Some records:
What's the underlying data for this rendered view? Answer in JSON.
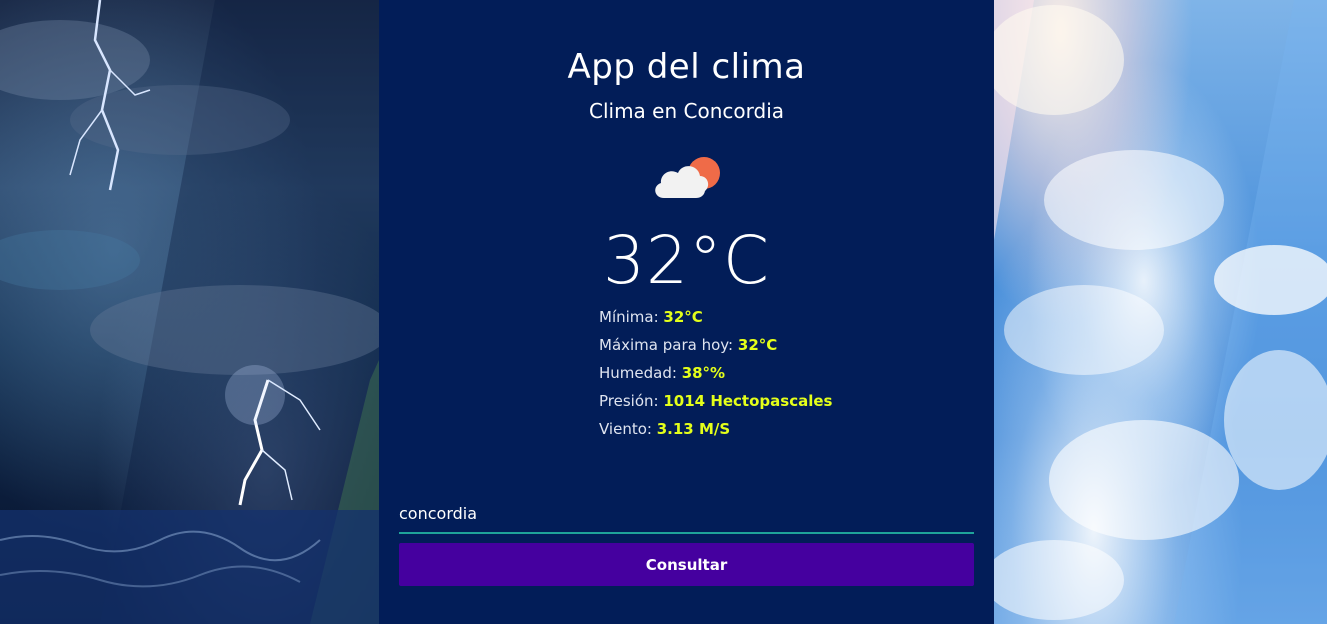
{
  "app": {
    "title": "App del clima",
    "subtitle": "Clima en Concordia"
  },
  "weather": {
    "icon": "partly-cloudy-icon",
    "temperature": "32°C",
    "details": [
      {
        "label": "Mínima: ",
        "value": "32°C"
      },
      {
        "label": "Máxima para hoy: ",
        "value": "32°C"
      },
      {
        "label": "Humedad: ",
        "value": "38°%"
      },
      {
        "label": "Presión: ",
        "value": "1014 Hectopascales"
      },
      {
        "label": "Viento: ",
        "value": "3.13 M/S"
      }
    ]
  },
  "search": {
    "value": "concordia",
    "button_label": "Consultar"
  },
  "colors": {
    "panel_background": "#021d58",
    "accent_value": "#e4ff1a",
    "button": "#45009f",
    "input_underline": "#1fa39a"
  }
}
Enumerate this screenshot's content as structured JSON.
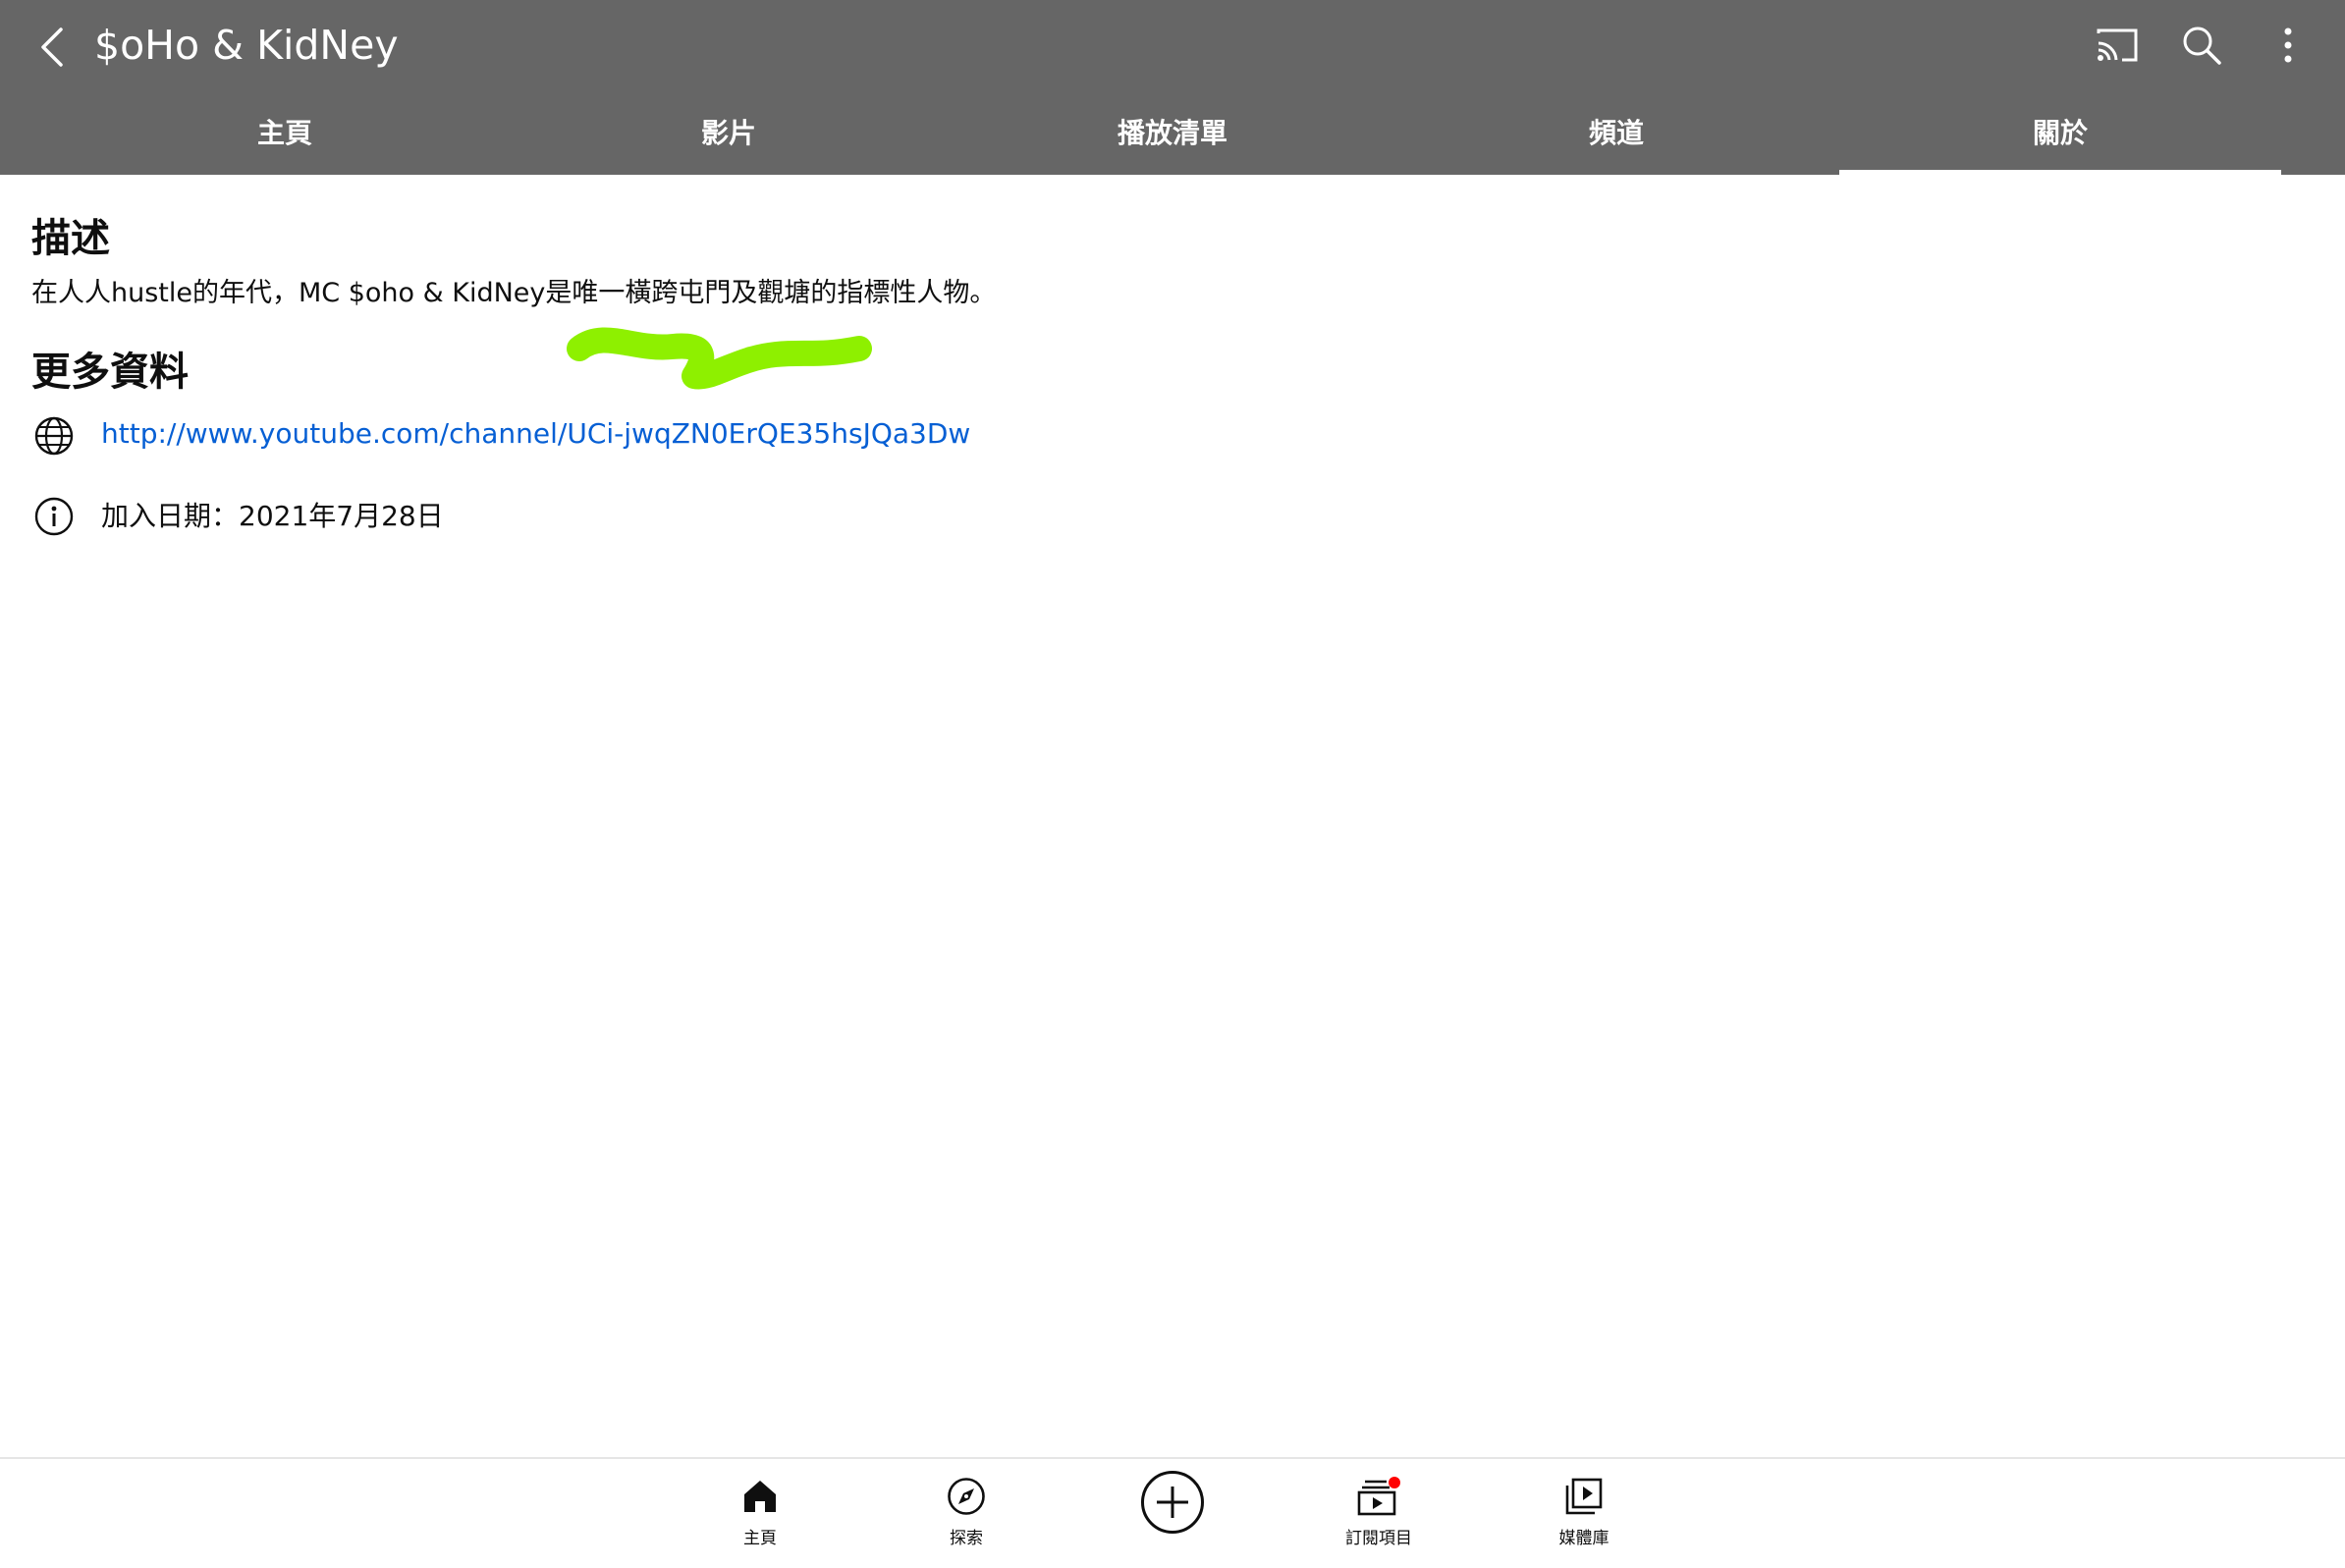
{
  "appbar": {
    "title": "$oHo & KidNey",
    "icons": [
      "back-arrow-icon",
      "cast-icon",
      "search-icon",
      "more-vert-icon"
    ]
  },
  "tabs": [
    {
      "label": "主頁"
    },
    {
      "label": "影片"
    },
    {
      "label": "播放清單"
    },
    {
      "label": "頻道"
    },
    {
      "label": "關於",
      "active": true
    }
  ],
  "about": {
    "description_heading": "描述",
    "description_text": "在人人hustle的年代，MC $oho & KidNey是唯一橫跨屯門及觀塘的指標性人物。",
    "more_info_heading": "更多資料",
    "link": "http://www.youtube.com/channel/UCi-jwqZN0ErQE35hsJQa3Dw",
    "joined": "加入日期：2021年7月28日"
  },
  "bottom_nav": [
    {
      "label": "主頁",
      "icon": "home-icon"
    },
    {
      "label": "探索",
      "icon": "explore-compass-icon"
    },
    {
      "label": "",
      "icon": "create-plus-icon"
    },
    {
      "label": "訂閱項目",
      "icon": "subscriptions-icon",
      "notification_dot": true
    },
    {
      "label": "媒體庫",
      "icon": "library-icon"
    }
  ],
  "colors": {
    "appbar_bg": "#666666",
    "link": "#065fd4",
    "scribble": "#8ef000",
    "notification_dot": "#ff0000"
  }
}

▶ _EXERCISE_: Gather all lines from the listing above in which "this" occurs.

▶ _OUTPUT OF THE TASK_:
What's the underlying data for this rendered view? Answer in JSON.
Enumerate this screenshot's content as structured JSON.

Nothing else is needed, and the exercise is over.